#### [DO THIS]
Transcribe all records exactly.

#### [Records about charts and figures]
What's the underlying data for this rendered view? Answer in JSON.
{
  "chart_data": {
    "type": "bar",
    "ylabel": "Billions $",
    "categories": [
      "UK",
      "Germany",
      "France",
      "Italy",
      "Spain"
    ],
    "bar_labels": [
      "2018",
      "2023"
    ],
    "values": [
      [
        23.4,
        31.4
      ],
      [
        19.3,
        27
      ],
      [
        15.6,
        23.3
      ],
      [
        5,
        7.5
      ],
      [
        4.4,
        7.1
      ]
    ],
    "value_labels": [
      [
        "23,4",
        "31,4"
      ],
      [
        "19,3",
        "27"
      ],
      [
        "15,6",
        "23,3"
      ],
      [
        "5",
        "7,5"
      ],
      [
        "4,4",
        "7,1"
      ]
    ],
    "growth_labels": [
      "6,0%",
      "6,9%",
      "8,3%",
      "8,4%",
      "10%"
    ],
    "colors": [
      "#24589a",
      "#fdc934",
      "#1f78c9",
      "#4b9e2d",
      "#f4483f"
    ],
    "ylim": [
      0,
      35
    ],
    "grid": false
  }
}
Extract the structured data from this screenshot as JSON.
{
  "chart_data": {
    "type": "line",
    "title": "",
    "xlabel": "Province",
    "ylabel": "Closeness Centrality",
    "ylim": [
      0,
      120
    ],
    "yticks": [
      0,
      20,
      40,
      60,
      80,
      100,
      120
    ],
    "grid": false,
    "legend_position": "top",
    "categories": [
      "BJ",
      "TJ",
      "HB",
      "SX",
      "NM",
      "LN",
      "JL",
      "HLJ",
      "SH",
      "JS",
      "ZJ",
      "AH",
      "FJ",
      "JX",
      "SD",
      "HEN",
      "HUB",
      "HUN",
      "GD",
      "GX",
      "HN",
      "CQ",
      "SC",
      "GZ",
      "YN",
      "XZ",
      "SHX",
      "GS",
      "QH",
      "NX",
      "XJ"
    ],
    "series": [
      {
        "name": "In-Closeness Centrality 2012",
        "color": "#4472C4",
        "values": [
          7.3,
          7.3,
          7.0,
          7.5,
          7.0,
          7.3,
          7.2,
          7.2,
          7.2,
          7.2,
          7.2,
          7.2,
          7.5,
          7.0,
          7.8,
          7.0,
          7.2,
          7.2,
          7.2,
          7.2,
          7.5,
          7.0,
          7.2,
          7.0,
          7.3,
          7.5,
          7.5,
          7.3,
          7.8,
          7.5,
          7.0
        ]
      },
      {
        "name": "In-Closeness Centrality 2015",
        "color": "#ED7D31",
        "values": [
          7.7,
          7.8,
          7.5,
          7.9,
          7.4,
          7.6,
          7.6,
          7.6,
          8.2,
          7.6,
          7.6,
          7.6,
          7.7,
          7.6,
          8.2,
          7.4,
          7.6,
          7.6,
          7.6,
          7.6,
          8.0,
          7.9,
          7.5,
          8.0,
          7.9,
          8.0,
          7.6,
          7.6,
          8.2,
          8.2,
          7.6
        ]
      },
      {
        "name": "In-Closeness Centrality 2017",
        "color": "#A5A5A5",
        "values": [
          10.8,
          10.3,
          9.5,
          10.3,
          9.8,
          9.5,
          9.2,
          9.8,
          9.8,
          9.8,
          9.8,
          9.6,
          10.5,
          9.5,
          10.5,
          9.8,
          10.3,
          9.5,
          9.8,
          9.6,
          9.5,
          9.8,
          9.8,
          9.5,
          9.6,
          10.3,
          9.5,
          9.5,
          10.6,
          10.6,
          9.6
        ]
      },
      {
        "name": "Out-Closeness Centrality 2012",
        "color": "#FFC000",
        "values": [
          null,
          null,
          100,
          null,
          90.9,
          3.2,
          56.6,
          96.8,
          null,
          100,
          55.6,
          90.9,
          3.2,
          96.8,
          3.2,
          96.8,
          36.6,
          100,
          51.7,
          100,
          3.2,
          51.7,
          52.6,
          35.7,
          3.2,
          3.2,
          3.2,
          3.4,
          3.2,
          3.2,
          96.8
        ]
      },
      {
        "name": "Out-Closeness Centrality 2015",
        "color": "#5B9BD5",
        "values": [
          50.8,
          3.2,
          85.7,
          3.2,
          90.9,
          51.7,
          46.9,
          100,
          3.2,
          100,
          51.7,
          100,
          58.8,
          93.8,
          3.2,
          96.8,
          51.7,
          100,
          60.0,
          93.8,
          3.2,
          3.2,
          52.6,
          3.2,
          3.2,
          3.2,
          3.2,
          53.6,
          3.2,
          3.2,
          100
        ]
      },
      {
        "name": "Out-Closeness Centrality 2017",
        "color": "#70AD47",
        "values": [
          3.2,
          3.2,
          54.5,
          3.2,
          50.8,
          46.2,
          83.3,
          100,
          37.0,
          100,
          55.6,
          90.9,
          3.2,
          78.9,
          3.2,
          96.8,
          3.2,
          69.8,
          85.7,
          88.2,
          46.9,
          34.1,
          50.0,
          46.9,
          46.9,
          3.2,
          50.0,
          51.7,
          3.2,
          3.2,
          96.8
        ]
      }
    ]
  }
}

#### [SOLVED PROBLEM]
What's the underlying data for this rendered view? Answer in JSON.
{
  "chart_data": {
    "type": "bar",
    "ylabel": "Billions $",
    "categories": [
      "UK",
      "Germany",
      "France",
      "Italy",
      "Spain"
    ],
    "bar_labels": [
      "2018",
      "2023"
    ],
    "values": [
      [
        23.4,
        31.4
      ],
      [
        19.3,
        27
      ],
      [
        15.6,
        23.3
      ],
      [
        5,
        7.5
      ],
      [
        4.4,
        7.1
      ]
    ],
    "value_labels": [
      [
        "23,4",
        "31,4"
      ],
      [
        "19,3",
        "27"
      ],
      [
        "15,6",
        "23,3"
      ],
      [
        "5",
        "7,5"
      ],
      [
        "4,4",
        "7,1"
      ]
    ],
    "growth_labels": [
      "6,0%",
      "6,9%",
      "8,3%",
      "8,4%",
      "10%"
    ],
    "colors": [
      "#24589a",
      "#fdc934",
      "#1f78c9",
      "#4b9e2d",
      "#f4483f"
    ],
    "ylim": [
      0,
      35
    ],
    "grid": false
  }
}
Extract the structured data from this screenshot as JSON.
{
  "chart_data": {
    "type": "line",
    "title": "",
    "xlabel": "Province",
    "ylabel": "Closeness Centrality",
    "ylim": [
      0,
      120
    ],
    "yticks": [
      0,
      20,
      40,
      60,
      80,
      100,
      120
    ],
    "grid": false,
    "legend_position": "top",
    "categories": [
      "BJ",
      "TJ",
      "HB",
      "SX",
      "NM",
      "LN",
      "JL",
      "HLJ",
      "SH",
      "JS",
      "ZJ",
      "AH",
      "FJ",
      "JX",
      "SD",
      "HEN",
      "HUB",
      "HUN",
      "GD",
      "GX",
      "HN",
      "CQ",
      "SC",
      "GZ",
      "YN",
      "XZ",
      "SHX",
      "GS",
      "QH",
      "NX",
      "XJ"
    ],
    "series": [
      {
        "name": "In-Closeness Centrality 2012",
        "color": "#4472C4",
        "values": [
          7.3,
          7.3,
          7.0,
          7.5,
          7.0,
          7.3,
          7.2,
          7.2,
          7.2,
          7.2,
          7.2,
          7.2,
          7.5,
          7.0,
          7.8,
          7.0,
          7.2,
          7.2,
          7.2,
          7.2,
          7.5,
          7.0,
          7.2,
          7.0,
          7.3,
          7.5,
          7.5,
          7.3,
          7.8,
          7.5,
          7.0
        ]
      },
      {
        "name": "In-Closeness Centrality 2015",
        "color": "#ED7D31",
        "values": [
          7.7,
          7.8,
          7.5,
          7.9,
          7.4,
          7.6,
          7.6,
          7.6,
          8.2,
          7.6,
          7.6,
          7.6,
          7.7,
          7.6,
          8.2,
          7.4,
          7.6,
          7.6,
          7.6,
          7.6,
          8.0,
          7.9,
          7.5,
          8.0,
          7.9,
          8.0,
          7.6,
          7.6,
          8.2,
          8.2,
          7.6
        ]
      },
      {
        "name": "In-Closeness Centrality 2017",
        "color": "#A5A5A5",
        "values": [
          10.8,
          10.3,
          9.5,
          10.3,
          9.8,
          9.5,
          9.2,
          9.8,
          9.8,
          9.8,
          9.8,
          9.6,
          10.5,
          9.5,
          10.5,
          9.8,
          10.3,
          9.5,
          9.8,
          9.6,
          9.5,
          9.8,
          9.8,
          9.5,
          9.6,
          10.3,
          9.5,
          9.5,
          10.6,
          10.6,
          9.6
        ]
      },
      {
        "name": "Out-Closeness Centrality 2012",
        "color": "#FFC000",
        "values": [
          null,
          null,
          100,
          null,
          90.9,
          3.2,
          56.6,
          96.8,
          null,
          100,
          55.6,
          90.9,
          3.2,
          96.8,
          3.2,
          96.8,
          36.6,
          100,
          51.7,
          100,
          3.2,
          51.7,
          52.6,
          35.7,
          3.2,
          3.2,
          3.2,
          3.4,
          3.2,
          3.2,
          96.8
        ]
      },
      {
        "name": "Out-Closeness Centrality 2015",
        "color": "#5B9BD5",
        "values": [
          50.8,
          3.2,
          85.7,
          3.2,
          90.9,
          51.7,
          46.9,
          100,
          3.2,
          100,
          51.7,
          100,
          58.8,
          93.8,
          3.2,
          96.8,
          51.7,
          100,
          60.0,
          93.8,
          3.2,
          3.2,
          52.6,
          3.2,
          3.2,
          3.2,
          3.2,
          53.6,
          3.2,
          3.2,
          100
        ]
      },
      {
        "name": "Out-Closeness Centrality 2017",
        "color": "#70AD47",
        "values": [
          3.2,
          3.2,
          54.5,
          3.2,
          50.8,
          46.2,
          83.3,
          100,
          37.0,
          100,
          55.6,
          90.9,
          3.2,
          78.9,
          3.2,
          96.8,
          3.2,
          69.8,
          85.7,
          88.2,
          46.9,
          34.1,
          50.0,
          46.9,
          46.9,
          3.2,
          50.0,
          51.7,
          3.2,
          3.2,
          96.8
        ]
      }
    ]
  }
}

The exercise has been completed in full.